- _Work to be completed_: Collect all lines from the records below that include the word "this".

- _Data section_:
◇ ◇ ◇ ◇ ◇ ◇ ◇
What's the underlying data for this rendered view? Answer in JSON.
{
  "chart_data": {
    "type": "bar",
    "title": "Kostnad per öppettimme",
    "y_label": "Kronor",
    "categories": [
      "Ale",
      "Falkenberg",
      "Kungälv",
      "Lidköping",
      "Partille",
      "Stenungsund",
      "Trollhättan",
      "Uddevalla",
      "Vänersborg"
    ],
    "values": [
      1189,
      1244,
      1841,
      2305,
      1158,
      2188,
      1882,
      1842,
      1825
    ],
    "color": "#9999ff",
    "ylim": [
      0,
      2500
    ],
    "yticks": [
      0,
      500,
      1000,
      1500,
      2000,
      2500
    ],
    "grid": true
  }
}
◇ ◇ ◇ ◇ ◇ ◇ ◇
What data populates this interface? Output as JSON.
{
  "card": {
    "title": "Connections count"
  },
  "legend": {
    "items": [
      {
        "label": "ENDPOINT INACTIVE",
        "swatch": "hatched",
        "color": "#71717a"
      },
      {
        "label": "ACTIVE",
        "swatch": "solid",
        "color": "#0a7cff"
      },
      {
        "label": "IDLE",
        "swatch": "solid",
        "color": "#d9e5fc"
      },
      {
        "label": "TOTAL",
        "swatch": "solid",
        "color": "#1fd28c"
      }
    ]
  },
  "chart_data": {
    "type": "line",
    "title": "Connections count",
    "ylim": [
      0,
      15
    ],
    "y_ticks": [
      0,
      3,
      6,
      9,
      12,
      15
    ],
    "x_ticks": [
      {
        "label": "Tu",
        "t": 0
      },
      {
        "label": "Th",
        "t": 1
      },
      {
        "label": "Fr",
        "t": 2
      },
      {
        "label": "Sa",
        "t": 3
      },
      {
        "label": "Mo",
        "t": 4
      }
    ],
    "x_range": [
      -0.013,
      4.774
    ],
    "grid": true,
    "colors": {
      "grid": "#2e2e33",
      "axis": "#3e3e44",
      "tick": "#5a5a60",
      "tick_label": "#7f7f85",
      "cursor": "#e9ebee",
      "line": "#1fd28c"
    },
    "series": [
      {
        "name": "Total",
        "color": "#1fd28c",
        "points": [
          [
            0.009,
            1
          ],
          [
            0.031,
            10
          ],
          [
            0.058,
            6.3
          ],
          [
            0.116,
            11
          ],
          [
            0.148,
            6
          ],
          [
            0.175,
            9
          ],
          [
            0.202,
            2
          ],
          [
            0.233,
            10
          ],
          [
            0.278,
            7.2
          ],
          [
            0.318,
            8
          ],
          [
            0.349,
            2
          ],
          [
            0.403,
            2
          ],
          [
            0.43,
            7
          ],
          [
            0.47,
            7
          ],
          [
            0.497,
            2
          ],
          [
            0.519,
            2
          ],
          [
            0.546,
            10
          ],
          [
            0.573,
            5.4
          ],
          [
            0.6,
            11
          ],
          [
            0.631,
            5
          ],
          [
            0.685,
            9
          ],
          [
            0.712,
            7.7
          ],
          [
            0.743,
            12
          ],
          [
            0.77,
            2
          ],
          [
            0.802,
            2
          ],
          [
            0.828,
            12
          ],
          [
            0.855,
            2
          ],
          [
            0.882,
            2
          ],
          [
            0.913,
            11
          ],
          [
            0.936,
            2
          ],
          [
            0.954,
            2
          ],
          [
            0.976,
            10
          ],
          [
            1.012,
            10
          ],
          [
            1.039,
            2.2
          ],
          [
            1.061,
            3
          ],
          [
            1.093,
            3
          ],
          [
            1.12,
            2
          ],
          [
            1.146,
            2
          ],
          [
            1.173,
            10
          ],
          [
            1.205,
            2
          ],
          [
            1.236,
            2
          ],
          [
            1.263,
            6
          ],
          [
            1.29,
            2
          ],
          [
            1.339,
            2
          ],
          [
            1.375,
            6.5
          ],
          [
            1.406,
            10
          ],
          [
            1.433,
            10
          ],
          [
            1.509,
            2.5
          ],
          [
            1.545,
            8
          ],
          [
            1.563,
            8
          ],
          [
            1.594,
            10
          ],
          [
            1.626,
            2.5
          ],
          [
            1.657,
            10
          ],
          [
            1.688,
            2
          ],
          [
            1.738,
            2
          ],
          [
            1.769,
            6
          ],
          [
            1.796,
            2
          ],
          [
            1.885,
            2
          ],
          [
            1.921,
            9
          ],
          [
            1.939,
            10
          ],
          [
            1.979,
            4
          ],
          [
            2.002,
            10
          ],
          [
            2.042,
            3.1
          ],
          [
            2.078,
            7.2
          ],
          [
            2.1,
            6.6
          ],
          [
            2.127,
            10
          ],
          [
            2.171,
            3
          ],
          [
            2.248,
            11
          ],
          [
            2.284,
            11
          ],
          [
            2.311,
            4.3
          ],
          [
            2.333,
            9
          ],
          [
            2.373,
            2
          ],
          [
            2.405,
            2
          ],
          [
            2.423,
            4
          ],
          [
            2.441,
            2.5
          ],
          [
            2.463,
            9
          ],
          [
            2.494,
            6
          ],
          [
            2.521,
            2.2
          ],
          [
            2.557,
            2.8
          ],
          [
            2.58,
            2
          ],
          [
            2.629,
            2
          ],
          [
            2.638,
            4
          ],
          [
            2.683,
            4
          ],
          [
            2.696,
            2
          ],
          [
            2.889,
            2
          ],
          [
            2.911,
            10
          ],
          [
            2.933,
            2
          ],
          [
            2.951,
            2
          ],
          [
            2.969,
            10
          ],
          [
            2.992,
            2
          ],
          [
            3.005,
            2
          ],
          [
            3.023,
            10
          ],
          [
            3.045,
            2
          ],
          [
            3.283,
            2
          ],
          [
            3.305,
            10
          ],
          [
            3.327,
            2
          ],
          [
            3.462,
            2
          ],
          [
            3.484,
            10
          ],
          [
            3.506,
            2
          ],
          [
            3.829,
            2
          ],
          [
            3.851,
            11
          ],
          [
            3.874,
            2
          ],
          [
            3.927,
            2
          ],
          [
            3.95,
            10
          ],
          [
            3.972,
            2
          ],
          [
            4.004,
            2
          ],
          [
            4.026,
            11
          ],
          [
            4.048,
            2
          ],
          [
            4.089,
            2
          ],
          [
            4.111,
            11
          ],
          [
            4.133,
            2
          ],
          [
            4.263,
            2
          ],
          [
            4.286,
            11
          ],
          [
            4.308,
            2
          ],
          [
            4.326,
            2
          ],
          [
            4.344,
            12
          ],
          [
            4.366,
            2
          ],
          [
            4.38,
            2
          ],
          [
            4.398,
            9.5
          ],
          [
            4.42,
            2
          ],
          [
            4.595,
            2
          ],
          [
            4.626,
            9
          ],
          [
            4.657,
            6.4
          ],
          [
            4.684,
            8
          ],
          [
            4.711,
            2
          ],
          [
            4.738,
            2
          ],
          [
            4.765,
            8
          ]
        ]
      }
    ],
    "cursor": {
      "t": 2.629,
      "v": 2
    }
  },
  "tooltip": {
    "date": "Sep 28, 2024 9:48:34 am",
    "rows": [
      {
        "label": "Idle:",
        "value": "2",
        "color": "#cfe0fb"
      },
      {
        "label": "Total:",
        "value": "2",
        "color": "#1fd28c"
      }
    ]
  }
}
◇ ◇ ◇ ◇ ◇ ◇ ◇
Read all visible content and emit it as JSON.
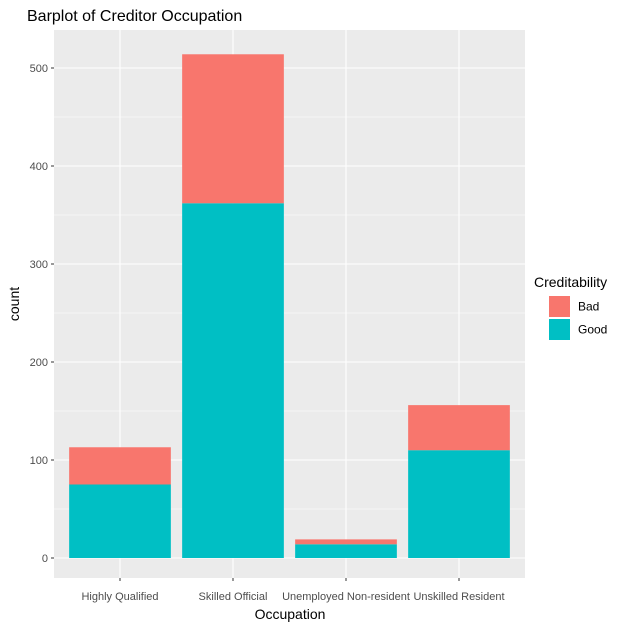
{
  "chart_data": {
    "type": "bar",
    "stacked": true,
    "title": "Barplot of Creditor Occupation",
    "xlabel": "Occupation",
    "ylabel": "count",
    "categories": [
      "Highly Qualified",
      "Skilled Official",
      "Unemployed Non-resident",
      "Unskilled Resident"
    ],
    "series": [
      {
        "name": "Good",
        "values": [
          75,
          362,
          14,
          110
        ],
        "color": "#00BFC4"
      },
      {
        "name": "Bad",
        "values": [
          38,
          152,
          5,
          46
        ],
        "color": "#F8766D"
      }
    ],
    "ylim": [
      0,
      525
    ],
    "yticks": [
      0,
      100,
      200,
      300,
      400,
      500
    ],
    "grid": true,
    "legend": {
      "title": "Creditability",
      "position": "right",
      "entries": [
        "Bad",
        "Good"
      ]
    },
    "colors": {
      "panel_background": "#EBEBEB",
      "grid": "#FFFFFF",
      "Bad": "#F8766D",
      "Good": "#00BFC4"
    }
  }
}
◇ ◇ ◇ ◇ ◇ ◇ ◇
- _Task result_:
What's the underlying data for this rendered view? Answer in JSON.
What data populates this interface? Output as JSON.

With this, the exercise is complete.